Supplied data —
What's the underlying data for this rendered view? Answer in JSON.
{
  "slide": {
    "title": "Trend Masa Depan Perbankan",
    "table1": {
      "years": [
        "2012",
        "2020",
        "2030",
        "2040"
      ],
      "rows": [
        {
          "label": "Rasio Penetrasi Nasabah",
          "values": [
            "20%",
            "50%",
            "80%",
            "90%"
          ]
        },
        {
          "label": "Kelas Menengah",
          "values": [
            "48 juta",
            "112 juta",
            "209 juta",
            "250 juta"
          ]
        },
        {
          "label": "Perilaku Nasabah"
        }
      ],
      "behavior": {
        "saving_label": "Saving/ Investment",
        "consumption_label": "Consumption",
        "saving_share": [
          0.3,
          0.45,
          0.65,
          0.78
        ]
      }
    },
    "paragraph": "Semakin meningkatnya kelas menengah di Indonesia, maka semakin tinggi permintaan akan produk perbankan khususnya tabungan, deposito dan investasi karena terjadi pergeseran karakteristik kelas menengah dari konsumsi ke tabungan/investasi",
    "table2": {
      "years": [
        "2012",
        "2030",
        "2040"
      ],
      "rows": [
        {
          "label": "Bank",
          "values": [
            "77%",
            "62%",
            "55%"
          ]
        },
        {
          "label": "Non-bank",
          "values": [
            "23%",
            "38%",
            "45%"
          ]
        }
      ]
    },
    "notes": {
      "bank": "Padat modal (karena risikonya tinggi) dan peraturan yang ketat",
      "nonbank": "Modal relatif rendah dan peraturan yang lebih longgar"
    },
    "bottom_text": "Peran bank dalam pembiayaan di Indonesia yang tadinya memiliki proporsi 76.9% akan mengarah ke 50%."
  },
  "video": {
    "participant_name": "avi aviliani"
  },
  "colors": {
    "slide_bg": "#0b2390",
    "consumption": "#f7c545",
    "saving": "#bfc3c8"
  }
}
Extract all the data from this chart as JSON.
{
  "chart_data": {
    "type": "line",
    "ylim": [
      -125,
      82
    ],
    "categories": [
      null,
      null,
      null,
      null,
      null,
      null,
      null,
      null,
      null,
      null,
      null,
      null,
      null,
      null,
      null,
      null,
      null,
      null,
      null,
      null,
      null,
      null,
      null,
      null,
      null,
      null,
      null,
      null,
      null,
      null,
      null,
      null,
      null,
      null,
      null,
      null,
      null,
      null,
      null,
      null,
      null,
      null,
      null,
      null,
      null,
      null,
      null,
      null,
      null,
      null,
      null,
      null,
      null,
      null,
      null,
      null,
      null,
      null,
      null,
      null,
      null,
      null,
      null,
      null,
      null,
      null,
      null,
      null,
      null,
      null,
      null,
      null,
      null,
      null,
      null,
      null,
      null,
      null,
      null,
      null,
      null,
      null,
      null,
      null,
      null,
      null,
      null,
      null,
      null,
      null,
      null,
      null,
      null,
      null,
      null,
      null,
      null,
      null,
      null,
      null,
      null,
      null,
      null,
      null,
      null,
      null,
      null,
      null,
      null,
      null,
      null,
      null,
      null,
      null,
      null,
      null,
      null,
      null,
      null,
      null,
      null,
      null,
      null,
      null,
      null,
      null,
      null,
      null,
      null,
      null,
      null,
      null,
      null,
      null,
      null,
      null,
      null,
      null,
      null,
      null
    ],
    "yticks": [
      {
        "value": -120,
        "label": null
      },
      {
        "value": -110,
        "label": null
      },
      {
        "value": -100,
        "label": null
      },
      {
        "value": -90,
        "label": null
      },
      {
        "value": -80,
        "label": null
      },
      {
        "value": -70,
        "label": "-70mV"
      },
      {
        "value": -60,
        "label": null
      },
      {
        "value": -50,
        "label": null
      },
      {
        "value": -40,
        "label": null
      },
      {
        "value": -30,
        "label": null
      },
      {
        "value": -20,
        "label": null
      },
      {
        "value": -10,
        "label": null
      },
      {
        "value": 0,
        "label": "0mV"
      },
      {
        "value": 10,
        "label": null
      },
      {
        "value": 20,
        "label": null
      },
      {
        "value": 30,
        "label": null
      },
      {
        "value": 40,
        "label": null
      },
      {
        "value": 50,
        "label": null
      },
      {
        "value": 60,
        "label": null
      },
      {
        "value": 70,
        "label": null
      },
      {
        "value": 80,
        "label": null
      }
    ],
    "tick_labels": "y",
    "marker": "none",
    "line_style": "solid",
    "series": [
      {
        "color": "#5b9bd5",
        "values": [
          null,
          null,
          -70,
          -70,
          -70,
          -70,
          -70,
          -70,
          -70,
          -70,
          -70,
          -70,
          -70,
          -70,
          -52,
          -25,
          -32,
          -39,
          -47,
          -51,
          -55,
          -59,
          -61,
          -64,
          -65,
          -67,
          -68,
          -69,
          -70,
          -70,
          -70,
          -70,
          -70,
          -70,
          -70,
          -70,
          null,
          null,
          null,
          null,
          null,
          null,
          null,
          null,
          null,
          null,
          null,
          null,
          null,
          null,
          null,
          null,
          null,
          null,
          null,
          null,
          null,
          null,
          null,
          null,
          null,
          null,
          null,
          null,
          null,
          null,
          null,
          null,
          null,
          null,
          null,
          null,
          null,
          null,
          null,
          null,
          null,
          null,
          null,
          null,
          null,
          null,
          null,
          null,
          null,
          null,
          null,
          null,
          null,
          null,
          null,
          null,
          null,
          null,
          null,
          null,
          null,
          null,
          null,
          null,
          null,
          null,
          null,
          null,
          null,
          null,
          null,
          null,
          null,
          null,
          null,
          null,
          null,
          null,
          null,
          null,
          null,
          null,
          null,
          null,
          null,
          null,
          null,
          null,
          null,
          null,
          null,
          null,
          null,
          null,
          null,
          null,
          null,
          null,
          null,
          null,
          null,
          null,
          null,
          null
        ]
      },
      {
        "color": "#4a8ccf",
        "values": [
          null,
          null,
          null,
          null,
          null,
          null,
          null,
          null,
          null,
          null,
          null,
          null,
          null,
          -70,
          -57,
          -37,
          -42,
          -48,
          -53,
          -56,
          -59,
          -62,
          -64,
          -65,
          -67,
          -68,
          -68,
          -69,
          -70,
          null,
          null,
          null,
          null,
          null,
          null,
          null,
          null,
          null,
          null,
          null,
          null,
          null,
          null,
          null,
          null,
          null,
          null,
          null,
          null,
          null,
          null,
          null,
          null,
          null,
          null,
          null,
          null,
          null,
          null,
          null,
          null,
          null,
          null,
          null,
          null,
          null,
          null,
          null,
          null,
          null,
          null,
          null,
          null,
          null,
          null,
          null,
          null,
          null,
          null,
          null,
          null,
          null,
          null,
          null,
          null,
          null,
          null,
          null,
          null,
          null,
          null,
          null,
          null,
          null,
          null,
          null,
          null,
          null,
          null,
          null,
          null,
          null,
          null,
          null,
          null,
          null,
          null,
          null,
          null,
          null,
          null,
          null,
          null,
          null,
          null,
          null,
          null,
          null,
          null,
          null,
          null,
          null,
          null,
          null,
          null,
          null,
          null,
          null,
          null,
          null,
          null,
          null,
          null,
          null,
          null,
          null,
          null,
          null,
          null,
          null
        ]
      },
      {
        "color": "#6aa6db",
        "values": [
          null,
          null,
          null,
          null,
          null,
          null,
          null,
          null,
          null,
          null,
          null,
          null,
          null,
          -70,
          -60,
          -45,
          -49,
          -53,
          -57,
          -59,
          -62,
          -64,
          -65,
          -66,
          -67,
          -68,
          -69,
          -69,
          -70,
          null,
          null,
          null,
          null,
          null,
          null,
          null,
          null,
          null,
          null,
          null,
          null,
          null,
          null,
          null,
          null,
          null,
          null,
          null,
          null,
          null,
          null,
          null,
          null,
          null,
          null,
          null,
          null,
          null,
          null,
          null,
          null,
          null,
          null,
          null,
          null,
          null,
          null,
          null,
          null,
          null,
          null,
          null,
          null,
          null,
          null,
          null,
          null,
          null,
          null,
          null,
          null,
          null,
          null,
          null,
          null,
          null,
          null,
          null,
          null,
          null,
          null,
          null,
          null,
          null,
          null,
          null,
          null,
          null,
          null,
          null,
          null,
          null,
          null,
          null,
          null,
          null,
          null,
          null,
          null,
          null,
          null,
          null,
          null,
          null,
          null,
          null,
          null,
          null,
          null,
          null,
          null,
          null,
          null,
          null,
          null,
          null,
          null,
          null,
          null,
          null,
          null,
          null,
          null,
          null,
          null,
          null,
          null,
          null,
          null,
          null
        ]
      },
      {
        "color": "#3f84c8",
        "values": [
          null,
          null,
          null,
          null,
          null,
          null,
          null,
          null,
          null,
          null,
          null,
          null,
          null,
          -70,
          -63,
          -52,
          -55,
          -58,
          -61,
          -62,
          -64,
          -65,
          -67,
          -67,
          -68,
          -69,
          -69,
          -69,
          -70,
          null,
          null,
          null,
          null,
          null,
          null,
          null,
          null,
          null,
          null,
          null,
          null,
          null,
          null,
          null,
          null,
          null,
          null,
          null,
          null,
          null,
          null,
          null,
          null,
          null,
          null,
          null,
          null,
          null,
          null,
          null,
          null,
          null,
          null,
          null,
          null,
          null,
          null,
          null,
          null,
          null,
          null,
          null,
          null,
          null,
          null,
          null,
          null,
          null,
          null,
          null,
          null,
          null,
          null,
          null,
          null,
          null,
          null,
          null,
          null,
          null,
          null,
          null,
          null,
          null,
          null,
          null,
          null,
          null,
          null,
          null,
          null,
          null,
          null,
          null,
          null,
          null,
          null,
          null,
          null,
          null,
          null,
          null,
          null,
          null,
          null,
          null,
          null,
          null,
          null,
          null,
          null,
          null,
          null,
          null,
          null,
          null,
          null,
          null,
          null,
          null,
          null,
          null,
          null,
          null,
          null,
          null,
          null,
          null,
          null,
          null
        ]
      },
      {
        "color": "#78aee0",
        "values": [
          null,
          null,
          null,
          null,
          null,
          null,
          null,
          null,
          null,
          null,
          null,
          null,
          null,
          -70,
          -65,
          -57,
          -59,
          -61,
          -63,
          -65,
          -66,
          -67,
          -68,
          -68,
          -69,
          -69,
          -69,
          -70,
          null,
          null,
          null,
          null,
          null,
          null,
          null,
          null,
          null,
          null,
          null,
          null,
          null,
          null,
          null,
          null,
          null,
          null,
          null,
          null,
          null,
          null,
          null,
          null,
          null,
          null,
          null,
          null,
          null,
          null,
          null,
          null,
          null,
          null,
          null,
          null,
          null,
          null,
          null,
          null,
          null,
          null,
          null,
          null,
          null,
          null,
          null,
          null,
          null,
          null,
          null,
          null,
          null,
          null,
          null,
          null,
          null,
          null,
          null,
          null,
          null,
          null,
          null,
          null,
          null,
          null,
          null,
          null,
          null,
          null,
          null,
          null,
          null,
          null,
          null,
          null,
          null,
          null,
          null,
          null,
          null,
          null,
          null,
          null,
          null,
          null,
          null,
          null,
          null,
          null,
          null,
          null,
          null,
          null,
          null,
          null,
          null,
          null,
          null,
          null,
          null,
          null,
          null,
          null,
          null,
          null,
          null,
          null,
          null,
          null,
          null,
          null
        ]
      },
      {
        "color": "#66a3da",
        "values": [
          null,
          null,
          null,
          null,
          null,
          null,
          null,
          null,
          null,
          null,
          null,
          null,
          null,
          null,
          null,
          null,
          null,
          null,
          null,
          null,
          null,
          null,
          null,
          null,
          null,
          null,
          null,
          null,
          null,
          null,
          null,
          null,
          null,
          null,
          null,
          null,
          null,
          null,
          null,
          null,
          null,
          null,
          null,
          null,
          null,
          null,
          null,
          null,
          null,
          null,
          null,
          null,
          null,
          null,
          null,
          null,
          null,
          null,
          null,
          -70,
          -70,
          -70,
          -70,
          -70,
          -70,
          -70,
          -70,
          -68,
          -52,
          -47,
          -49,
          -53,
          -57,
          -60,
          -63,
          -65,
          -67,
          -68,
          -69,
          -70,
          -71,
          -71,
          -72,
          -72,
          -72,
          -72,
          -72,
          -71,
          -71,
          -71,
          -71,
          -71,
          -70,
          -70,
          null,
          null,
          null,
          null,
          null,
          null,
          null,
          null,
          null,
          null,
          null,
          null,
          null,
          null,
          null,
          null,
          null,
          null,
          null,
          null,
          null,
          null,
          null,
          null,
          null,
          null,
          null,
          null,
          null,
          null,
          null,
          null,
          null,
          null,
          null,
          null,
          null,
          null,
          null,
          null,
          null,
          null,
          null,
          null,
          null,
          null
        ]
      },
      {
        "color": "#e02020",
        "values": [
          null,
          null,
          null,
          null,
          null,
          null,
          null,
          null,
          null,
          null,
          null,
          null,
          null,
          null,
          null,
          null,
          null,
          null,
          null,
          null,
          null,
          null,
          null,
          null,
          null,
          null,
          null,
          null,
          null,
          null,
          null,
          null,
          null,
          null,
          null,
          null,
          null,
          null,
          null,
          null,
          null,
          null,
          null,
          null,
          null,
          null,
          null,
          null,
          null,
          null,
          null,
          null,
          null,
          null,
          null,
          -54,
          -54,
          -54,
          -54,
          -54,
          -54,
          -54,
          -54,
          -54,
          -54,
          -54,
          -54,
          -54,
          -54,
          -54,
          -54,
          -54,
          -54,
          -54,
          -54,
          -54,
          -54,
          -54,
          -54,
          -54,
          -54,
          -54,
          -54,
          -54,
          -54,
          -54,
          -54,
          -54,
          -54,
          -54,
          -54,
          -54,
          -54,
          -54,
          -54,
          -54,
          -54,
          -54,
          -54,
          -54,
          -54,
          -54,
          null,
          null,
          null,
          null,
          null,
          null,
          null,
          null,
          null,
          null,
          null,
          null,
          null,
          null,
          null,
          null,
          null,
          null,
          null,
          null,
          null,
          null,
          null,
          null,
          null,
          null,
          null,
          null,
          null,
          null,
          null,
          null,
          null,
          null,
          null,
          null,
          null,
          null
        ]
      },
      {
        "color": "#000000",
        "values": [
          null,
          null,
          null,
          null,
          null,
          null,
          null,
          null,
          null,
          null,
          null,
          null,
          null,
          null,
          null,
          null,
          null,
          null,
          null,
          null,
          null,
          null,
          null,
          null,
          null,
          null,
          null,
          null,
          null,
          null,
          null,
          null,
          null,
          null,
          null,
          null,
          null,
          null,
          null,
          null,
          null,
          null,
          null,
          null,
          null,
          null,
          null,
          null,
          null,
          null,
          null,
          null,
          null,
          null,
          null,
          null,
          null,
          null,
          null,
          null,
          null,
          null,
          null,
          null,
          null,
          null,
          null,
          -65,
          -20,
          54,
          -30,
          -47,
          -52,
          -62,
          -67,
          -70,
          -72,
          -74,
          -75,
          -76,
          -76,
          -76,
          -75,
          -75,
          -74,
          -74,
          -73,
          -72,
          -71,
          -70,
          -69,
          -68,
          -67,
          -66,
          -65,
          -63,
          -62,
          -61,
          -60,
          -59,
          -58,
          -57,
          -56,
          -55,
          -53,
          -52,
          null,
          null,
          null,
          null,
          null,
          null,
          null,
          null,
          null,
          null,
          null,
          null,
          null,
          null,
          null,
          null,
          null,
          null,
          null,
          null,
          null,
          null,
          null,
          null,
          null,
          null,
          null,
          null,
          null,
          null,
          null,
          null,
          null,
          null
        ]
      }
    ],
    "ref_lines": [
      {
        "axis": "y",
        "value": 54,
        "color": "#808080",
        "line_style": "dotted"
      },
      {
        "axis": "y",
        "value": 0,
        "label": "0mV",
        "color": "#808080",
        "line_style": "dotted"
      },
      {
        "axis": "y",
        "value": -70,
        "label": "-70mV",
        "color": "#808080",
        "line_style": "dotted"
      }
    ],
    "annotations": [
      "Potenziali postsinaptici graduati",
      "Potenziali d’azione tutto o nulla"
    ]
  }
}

What the task asks —
List each line of the entries that holds the string "karena".

Answer to this problem —
    "paragraph": "Semakin meningkatnya kelas menengah di Indonesia, maka semakin tinggi permintaan akan produk perbankan khususnya tabungan, deposito dan investasi karena terjadi pergeseran karakteristik kelas menengah dari konsumsi ke tabungan/investasi",
      "bank": "Padat modal (karena risikonya tinggi) dan peraturan yang ketat",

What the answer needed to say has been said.